[START Records for the exercise]

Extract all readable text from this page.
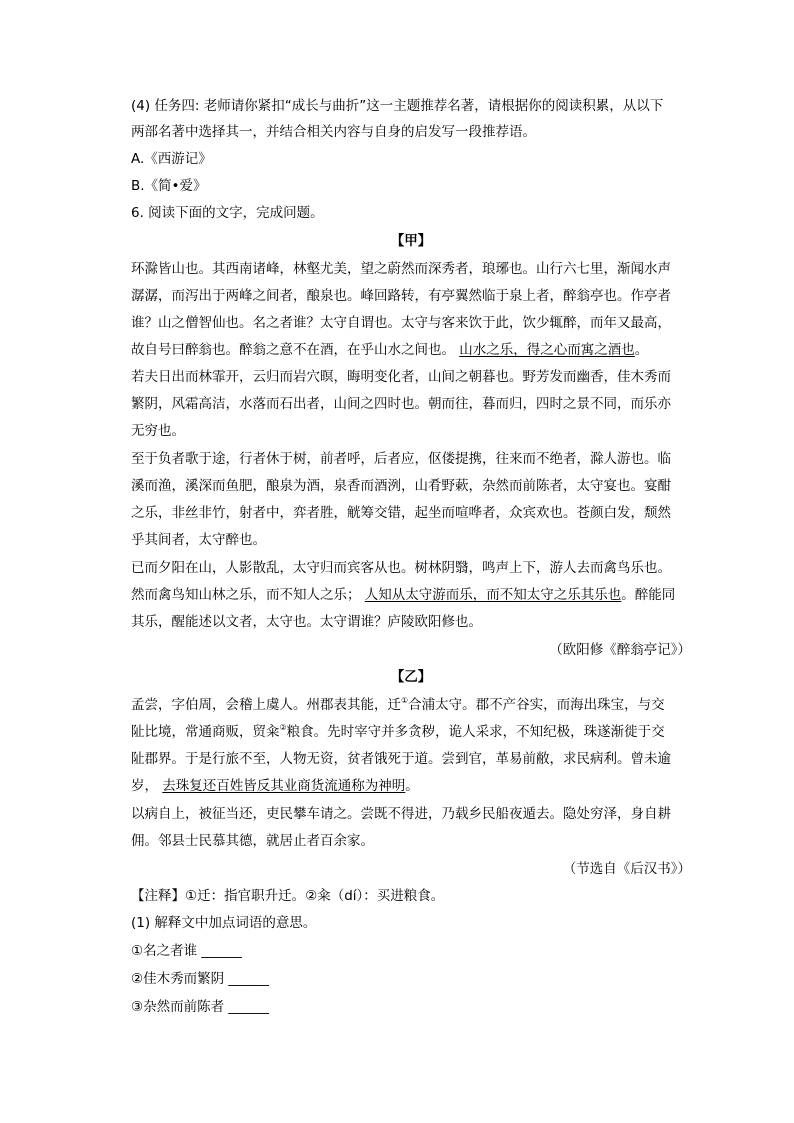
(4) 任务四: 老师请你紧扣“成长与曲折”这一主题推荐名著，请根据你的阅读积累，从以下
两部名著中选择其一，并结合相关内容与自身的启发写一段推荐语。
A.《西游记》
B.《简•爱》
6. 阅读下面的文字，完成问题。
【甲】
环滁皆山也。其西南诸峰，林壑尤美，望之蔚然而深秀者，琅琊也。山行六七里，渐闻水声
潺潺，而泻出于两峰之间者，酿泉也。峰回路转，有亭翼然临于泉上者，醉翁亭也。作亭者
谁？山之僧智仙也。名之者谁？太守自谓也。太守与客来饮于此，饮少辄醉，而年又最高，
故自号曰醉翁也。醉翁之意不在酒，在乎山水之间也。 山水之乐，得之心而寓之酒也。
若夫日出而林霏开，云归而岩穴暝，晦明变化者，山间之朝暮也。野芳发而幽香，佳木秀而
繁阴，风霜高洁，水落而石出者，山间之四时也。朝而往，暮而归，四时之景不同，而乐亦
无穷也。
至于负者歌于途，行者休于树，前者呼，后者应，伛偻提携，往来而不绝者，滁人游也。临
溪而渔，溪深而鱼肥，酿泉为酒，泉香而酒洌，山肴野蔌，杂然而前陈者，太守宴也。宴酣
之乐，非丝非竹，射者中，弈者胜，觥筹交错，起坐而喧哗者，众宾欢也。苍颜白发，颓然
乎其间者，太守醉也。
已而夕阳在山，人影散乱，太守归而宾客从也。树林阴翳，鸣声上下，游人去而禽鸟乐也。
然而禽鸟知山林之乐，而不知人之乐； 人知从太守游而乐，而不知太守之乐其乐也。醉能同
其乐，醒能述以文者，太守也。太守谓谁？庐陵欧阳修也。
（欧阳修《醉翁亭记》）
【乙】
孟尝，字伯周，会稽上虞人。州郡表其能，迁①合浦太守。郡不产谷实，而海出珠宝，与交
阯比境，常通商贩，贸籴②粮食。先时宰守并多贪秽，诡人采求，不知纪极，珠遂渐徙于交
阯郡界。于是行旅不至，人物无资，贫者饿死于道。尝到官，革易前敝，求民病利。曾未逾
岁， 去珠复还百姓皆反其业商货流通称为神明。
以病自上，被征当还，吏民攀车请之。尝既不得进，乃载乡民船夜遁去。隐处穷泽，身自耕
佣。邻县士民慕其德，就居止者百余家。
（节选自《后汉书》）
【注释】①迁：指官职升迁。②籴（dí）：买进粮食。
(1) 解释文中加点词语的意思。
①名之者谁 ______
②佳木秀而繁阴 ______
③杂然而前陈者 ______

[END Records for the exercise]

## Aim of the task
Copy the whole of the material above exactly, but not its images.

## Task result
Extract all readable text from this page.
(4) 任务四: 老师请你紧扣“成长与曲折”这一主题推荐名著，请根据你的阅读积累，从以下
两部名著中选择其一，并结合相关内容与自身的启发写一段推荐语。
A.《西游记》
B.《简•爱》
6. 阅读下面的文字，完成问题。
【甲】
环滁皆山也。其西南诸峰，林壑尤美，望之蔚然而深秀者，琅琊也。山行六七里，渐闻水声
潺潺，而泻出于两峰之间者，酿泉也。峰回路转，有亭翼然临于泉上者，醉翁亭也。作亭者
谁？山之僧智仙也。名之者谁？太守自谓也。太守与客来饮于此，饮少辄醉，而年又最高，
故自号曰醉翁也。醉翁之意不在酒，在乎山水之间也。 山水之乐，得之心而寓之酒也。
若夫日出而林霏开，云归而岩穴暝，晦明变化者，山间之朝暮也。野芳发而幽香，佳木秀而
繁阴，风霜高洁，水落而石出者，山间之四时也。朝而往，暮而归，四时之景不同，而乐亦
无穷也。
至于负者歌于途，行者休于树，前者呼，后者应，伛偻提携，往来而不绝者，滁人游也。临
溪而渔，溪深而鱼肥，酿泉为酒，泉香而酒洌，山肴野蔌，杂然而前陈者，太守宴也。宴酣
之乐，非丝非竹，射者中，弈者胜，觥筹交错，起坐而喧哗者，众宾欢也。苍颜白发，颓然
乎其间者，太守醉也。
已而夕阳在山，人影散乱，太守归而宾客从也。树林阴翳，鸣声上下，游人去而禽鸟乐也。
然而禽鸟知山林之乐，而不知人之乐； 人知从太守游而乐，而不知太守之乐其乐也。醉能同
其乐，醒能述以文者，太守也。太守谓谁？庐陵欧阳修也。
（欧阳修《醉翁亭记》）
【乙】
孟尝，字伯周，会稽上虞人。州郡表其能，迁①合浦太守。郡不产谷实，而海出珠宝，与交
阯比境，常通商贩，贸籴②粮食。先时宰守并多贪秽，诡人采求，不知纪极，珠遂渐徙于交
阯郡界。于是行旅不至，人物无资，贫者饿死于道。尝到官，革易前敝，求民病利。曾未逾
岁， 去珠复还百姓皆反其业商货流通称为神明。
以病自上，被征当还，吏民攀车请之。尝既不得进，乃载乡民船夜遁去。隐处穷泽，身自耕
佣。邻县士民慕其德，就居止者百余家。
（节选自《后汉书》）
【注释】①迁：指官职升迁。②籴（dí）：买进粮食。
(1) 解释文中加点词语的意思。
①名之者谁 ______
②佳木秀而繁阴 ______
③杂然而前陈者 ______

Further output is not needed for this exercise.